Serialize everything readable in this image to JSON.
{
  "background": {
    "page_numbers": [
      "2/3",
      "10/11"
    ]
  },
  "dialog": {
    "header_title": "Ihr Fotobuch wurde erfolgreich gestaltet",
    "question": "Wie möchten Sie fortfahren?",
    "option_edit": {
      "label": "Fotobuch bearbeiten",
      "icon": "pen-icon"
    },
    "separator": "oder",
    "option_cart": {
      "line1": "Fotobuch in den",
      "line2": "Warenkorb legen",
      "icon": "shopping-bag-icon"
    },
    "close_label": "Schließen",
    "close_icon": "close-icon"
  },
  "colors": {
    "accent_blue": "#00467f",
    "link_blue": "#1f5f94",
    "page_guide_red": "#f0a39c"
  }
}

○ ○ ○ ○

__REQUIREMENT__. Write the material out exactly, with nothing left out.

__RESPONSE__.
Serialize everything readable in this image to JSON.
{
  "background": {
    "page_numbers": [
      "2/3",
      "10/11"
    ]
  },
  "dialog": {
    "header_title": "Ihr Fotobuch wurde erfolgreich gestaltet",
    "question": "Wie möchten Sie fortfahren?",
    "option_edit": {
      "label": "Fotobuch bearbeiten",
      "icon": "pen-icon"
    },
    "separator": "oder",
    "option_cart": {
      "line1": "Fotobuch in den",
      "line2": "Warenkorb legen",
      "icon": "shopping-bag-icon"
    },
    "close_label": "Schließen",
    "close_icon": "close-icon"
  },
  "colors": {
    "accent_blue": "#00467f",
    "link_blue": "#1f5f94",
    "page_guide_red": "#f0a39c"
  }
}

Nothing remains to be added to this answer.